* [OBJECTIVE] In your copy, leave out the pictures; write out all the data exactly.

* [SUPPLIED DATA]
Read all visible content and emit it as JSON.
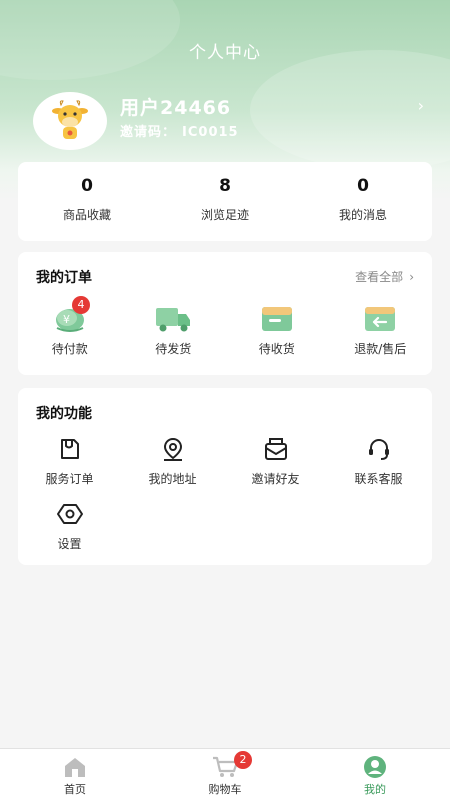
{
  "header": {
    "title": "个人中心"
  },
  "profile": {
    "username": "用户24466",
    "invite_label": "邀请码：",
    "invite_code": "IC0015"
  },
  "stats": [
    {
      "value": "0",
      "label": "商品收藏"
    },
    {
      "value": "8",
      "label": "浏览足迹"
    },
    {
      "value": "0",
      "label": "我的消息"
    }
  ],
  "orders": {
    "title": "我的订单",
    "view_all": "查看全部",
    "items": [
      {
        "label": "待付款",
        "badge": "4",
        "icon": "wallet-icon"
      },
      {
        "label": "待发货",
        "icon": "truck-icon"
      },
      {
        "label": "待收货",
        "icon": "box-icon"
      },
      {
        "label": "退款/售后",
        "icon": "refund-icon"
      }
    ]
  },
  "functions": {
    "title": "我的功能",
    "items": [
      {
        "label": "服务订单",
        "icon": "service-order-icon"
      },
      {
        "label": "我的地址",
        "icon": "location-icon"
      },
      {
        "label": "邀请好友",
        "icon": "invite-mail-icon"
      },
      {
        "label": "联系客服",
        "icon": "headset-icon"
      },
      {
        "label": "设置",
        "icon": "settings-icon"
      }
    ]
  },
  "tabbar": {
    "items": [
      {
        "label": "首页",
        "icon": "home-icon"
      },
      {
        "label": "购物车",
        "icon": "cart-icon",
        "badge": "2"
      },
      {
        "label": "我的",
        "icon": "profile-icon",
        "active": true
      }
    ]
  },
  "colors": {
    "accent": "#3a9a5b",
    "badge": "#e53935",
    "hero": "#a9d5b3"
  }
}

* [EXERCISE RESULT]
Read all visible content and emit it as JSON.
{
  "header": {
    "title": "个人中心"
  },
  "profile": {
    "username": "用户24466",
    "invite_label": "邀请码：",
    "invite_code": "IC0015"
  },
  "stats": [
    {
      "value": "0",
      "label": "商品收藏"
    },
    {
      "value": "8",
      "label": "浏览足迹"
    },
    {
      "value": "0",
      "label": "我的消息"
    }
  ],
  "orders": {
    "title": "我的订单",
    "view_all": "查看全部",
    "items": [
      {
        "label": "待付款",
        "badge": "4",
        "icon": "wallet-icon"
      },
      {
        "label": "待发货",
        "icon": "truck-icon"
      },
      {
        "label": "待收货",
        "icon": "box-icon"
      },
      {
        "label": "退款/售后",
        "icon": "refund-icon"
      }
    ]
  },
  "functions": {
    "title": "我的功能",
    "items": [
      {
        "label": "服务订单",
        "icon": "service-order-icon"
      },
      {
        "label": "我的地址",
        "icon": "location-icon"
      },
      {
        "label": "邀请好友",
        "icon": "invite-mail-icon"
      },
      {
        "label": "联系客服",
        "icon": "headset-icon"
      },
      {
        "label": "设置",
        "icon": "settings-icon"
      }
    ]
  },
  "tabbar": {
    "items": [
      {
        "label": "首页",
        "icon": "home-icon"
      },
      {
        "label": "购物车",
        "icon": "cart-icon",
        "badge": "2"
      },
      {
        "label": "我的",
        "icon": "profile-icon",
        "active": true
      }
    ]
  },
  "colors": {
    "accent": "#3a9a5b",
    "badge": "#e53935",
    "hero": "#a9d5b3"
  }
}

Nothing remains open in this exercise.